# start of Provided material

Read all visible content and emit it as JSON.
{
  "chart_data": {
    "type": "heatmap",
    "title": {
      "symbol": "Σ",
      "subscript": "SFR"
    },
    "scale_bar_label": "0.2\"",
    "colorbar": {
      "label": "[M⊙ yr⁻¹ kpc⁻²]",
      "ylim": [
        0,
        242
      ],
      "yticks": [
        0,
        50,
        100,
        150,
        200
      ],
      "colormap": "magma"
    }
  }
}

# end of Provided material

● Work required:
Retype all the material above precisely, with no line left out.

● Answer below:
Read all visible content and emit it as JSON.
{
  "chart_data": {
    "type": "heatmap",
    "title": {
      "symbol": "Σ",
      "subscript": "SFR"
    },
    "scale_bar_label": "0.2\"",
    "colorbar": {
      "label": "[M⊙ yr⁻¹ kpc⁻²]",
      "ylim": [
        0,
        242
      ],
      "yticks": [
        0,
        50,
        100,
        150,
        200
      ],
      "colormap": "magma"
    }
  }
}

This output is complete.